◆ **Brief**: Continue the passage about Dana Corporation's Chapter 11 reorganization from the point where it stops.

Dana Corporation (Dana) and certain of its subsidiaries (collectively, the Debtors) are
operating under Chapter 11 of the United States Bankruptcy Code (the Bankruptcy Code). The
Debtors Chapter 11 cases (collectively, the Bankruptcy Cases) are pending in the United States
Bankruptcy Court for the Southern District of New York (the Bankruptcy Court), where they have been
consolidated under the caption In re Dana Corporation, et al., Case No. 06-10354 (BRL).
As previously reported, by order dated August 1, 2007 (the Order), the Bankruptcy Court
approved and authorized the Debtors to enter into a series of related agreements, including an
Investment Agreement that provides, among other things, for an affiliate of Centerbridge Capital
Partners, L.P. (Centerbridge) to purchase $250 million in Series A convertible preferred shares of
reorganized Dana and for qualified creditors of the Debtors (including the holders of Danas
unsecured notes) to have an opportunity to purchase $500 million in Series B convertible preferred
shares of reorganized Dana on a pro rata basis.
On August 31, 2007, the Debtors filed a Plan of Reorganization with the Bankruptcy Court that
contemplates the implementation of the terms of the Investment Agreement and the other agreements
that were approved and authorized under the Order.

◆ **Data**:
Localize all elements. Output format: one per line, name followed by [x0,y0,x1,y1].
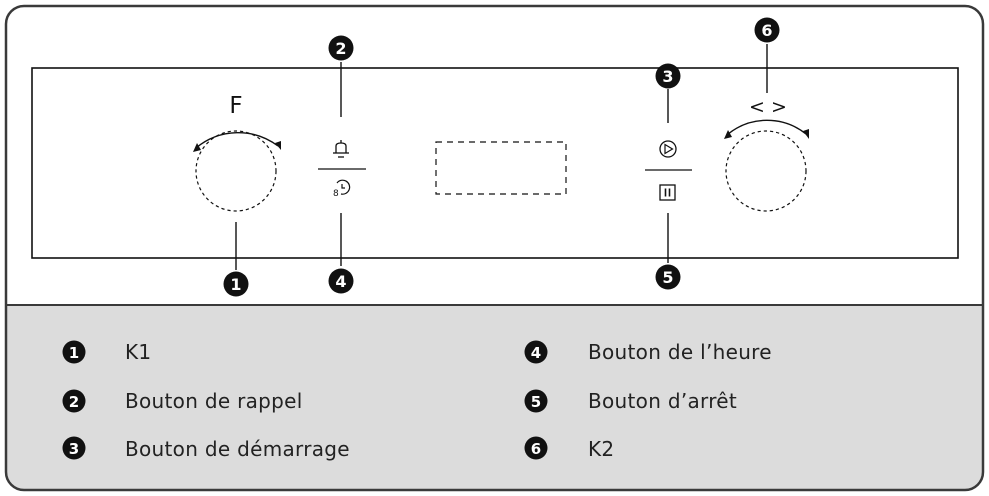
legend-text: Bouton de l’heure [588,340,772,364]
legend-item-2: 2 Bouton de rappel [62,389,303,413]
svg-text:8: 8 [333,189,339,199]
legend-badge [524,436,548,460]
pause-icon [659,184,676,201]
knob-k1-label: F [229,93,242,119]
legend-text: Bouton d’arrêt [588,389,737,413]
legend: 1 K1 2 Bouton de rappel 3 Bouton de déma… [62,340,772,461]
clock-button[interactable]: 8 [333,179,351,199]
legend-item-3: 3 Bouton de démarrage [62,436,350,461]
knob-k2-outline [725,130,807,212]
arrow-right-head [275,141,281,150]
callout-badge-2: 2 [328,35,354,61]
svg-text:4: 4 [335,272,346,291]
legend-text: Bouton de démarrage [125,437,350,461]
callout-badge-5: 5 [655,264,681,290]
display-window [435,141,567,195]
card-border [4,4,985,492]
svg-text:5: 5 [531,393,541,411]
svg-text:3: 3 [69,440,79,458]
legend-badge [62,340,86,364]
knob-k2-label: < > [749,96,787,118]
control-panel [31,67,959,259]
legend-badge [524,340,548,364]
legend-item-1: 1 K1 [62,340,151,364]
svg-text:2: 2 [335,39,346,58]
arrow-right-head [803,129,809,139]
svg-text:5: 5 [662,268,673,287]
svg-text:6: 6 [761,21,772,40]
callout-badge-6: 6 [754,17,780,43]
svg-text:2: 2 [69,393,79,411]
svg-text:1: 1 [230,275,241,294]
svg-text:1: 1 [69,344,79,362]
legend-item-4: 4 Bouton de l’heure [524,340,772,364]
knob-k1-rotation-arc [195,132,279,149]
bell-icon [333,140,349,158]
legend-badge [62,436,86,460]
legend-item-6: 6 K2 [524,436,614,461]
knob-k2-rotation-arc [726,119,807,136]
callout-badge-4: 4 [328,268,354,294]
arrow-left-head [193,143,201,152]
legend-text: K1 [125,340,151,364]
reminder-button[interactable] [333,140,349,158]
legend-badge [524,389,548,413]
clock-icon: 8 [333,179,351,199]
knob-k2[interactable] [724,119,809,212]
knob-k1-outline [195,130,277,212]
legend-area [6,305,983,490]
start-button[interactable] [659,140,677,158]
legend-text: Bouton de rappel [125,389,303,413]
svg-text:6: 6 [531,440,541,458]
arrow-left-head [724,130,732,139]
stop-button[interactable] [659,184,676,201]
knob-k1[interactable] [193,130,281,212]
svg-text:4: 4 [531,344,541,362]
svg-text:3: 3 [662,67,673,86]
callout-badge-3: 3 [655,63,681,89]
legend-item-5: 5 Bouton d’arrêt [524,389,737,413]
legend-badge [62,389,86,413]
legend-text: K2 [588,437,614,461]
callout-badge-1: 1 [223,271,249,297]
play-icon [659,140,677,158]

◆ **The result**:
The Order also set out Alternative Proposal Procedures (the Procedures) to be followed by
any qualified potential investor (as defined in the Procedures) interested in exploring a proposal
that would be an alternative to the Centerbridge investment. Pursuant to the Procedures, Appaloosa
Management, L.P. (Appaloosa) delivered an indication of interest in exploring an alternative
proposal to the Debtors and the Official Committee of Unsecured Creditors in the Bankruptcy Cases
(the Creditors Committee). Dana invited Appaloosa to participate in the next phase of the process
and to submit a firm and final offer.
The
Debtors and the Creditors Committee have received an offer from
Appaloosa. Appaloosa is expected to file a Schedule 13D/A with an
exhibit containing a copy of the offer with the Securities and
Exchange Commission. As provided in the Procedures, Dana will consider
this offer during the week of September 24, 2007.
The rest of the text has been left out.